──────── INFORMATION SUPPLIED ────────

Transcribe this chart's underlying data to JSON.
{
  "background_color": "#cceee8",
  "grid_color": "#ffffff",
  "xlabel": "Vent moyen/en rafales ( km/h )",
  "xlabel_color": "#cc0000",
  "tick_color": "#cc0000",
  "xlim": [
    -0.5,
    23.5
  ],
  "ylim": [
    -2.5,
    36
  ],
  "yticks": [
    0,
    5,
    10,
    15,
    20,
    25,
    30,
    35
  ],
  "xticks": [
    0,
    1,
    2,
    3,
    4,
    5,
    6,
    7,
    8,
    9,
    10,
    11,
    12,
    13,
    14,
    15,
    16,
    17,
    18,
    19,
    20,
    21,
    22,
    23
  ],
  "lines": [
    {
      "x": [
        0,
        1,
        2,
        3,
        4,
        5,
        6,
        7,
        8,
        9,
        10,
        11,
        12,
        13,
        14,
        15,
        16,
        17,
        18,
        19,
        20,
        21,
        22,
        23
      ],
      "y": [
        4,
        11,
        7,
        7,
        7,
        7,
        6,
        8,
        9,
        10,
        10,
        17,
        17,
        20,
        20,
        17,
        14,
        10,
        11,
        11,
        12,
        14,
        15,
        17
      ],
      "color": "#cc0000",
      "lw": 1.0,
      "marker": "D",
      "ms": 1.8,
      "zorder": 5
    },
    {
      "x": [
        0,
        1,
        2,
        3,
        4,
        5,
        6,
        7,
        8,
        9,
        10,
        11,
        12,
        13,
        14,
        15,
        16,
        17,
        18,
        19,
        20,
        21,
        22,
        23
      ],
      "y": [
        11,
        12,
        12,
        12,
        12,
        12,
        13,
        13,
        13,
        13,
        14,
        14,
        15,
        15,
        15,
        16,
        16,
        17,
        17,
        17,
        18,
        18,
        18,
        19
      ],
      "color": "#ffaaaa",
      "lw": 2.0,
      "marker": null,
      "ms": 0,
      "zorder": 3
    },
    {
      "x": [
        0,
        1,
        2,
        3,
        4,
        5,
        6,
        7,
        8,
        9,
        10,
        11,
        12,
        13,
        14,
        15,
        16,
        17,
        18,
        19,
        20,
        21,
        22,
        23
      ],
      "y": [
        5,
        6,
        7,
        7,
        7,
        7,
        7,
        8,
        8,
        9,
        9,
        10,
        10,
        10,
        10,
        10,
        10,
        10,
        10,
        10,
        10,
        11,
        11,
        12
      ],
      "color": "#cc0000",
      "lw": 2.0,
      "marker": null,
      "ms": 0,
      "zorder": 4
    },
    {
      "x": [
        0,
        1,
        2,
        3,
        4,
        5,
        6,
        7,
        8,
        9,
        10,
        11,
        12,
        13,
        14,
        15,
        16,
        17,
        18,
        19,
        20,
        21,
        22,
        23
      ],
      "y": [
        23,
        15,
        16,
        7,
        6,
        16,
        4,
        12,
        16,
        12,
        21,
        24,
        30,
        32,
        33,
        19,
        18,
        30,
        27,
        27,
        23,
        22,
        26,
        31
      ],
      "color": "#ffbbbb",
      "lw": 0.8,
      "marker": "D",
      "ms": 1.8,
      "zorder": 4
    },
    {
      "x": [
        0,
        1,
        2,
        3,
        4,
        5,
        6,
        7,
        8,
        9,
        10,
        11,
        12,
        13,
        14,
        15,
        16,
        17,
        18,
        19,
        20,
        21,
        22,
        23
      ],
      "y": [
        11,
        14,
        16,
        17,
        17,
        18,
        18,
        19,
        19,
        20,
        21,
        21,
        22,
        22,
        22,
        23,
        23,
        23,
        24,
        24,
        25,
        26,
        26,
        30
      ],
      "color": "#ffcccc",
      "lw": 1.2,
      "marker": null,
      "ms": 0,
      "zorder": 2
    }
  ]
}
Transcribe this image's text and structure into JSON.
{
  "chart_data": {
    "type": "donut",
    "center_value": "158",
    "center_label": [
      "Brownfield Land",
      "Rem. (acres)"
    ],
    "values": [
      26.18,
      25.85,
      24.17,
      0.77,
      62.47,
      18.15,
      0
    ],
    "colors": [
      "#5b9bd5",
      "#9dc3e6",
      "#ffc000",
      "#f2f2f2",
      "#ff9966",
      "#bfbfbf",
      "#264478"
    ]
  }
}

────────

_WHAT IS NEEDED_. Write down every line of the data above that includes the string "JSON".

_RESULT FOR THIS EXERCISE_.
Transcribe this chart's underlying data to JSON.
Transcribe this image's text and structure into JSON.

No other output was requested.